── Page text ──

Electronic – When we should use only an “Analog” multimeter

acanalogmultimeter

I know electronics testing with digital multimeters is easier than analog, but I'm wondering whether there is any electronic testing which can done with only "Analog" multimeters? For example measuring AC voltage with a square waveform: some people say it can't done with a digital multimeter because they are made for measuring sine waves from the grid. If that's right, are there any other tests that require analog multimeters?

Best Answer

You didn't ask for a complete exposition about the differences, so I'm not going to try and tabulate anything here. You asked about where an analog meter might be better (or should be preferred.)

───
── Collected material ──

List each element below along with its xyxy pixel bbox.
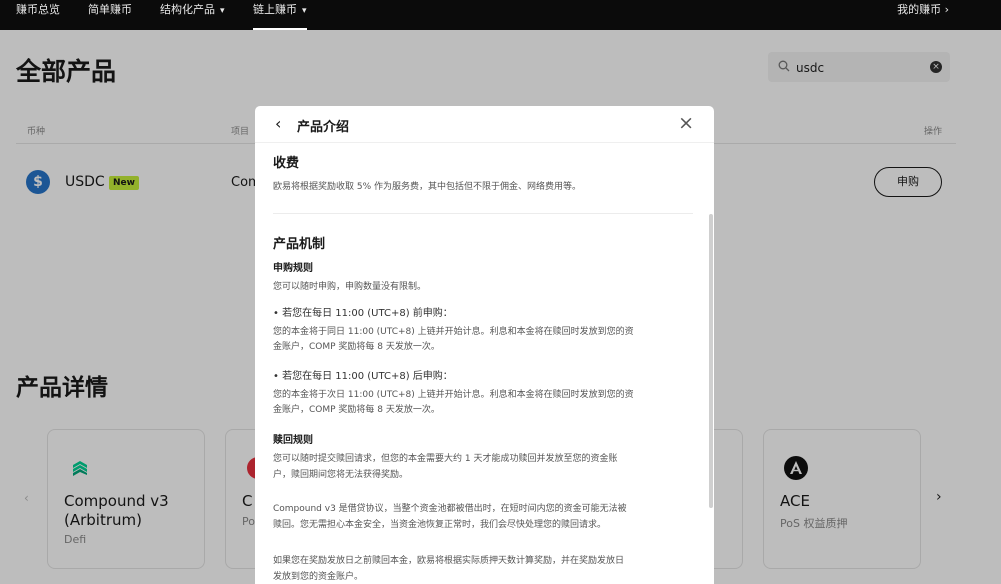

───

**What you need to do:**
1/ Answer these from the page on analog multimeters:
(a) What waveform does the asker give as the example for measuring AC voltage?
(b) According to what some people say, what are digital multimeters made for measuring?
(c) What does the writer of the best answer say they are not going to try to do?
2/ From the page on analog multimeters, write out the passage starting with "acanalogmultimeter" and going on through "require analog multimeters?".

**Solutions below:**
1/
(a) A square waveform.
(b) Sine waves from the grid.
(c) Tabulate anything here.

2/
acanalogmultimeter

I know electronics testing with digital multimeters is easier than analog, but I'm wondering whether there is any electronic testing which can done with only "Analog" multimeters? For example measuring AC voltage with a square waveform: some people say it can't done with a digital multimeter because they are made for measuring sine waves from the grid. If that's right, are there any other tests that require analog multimeters?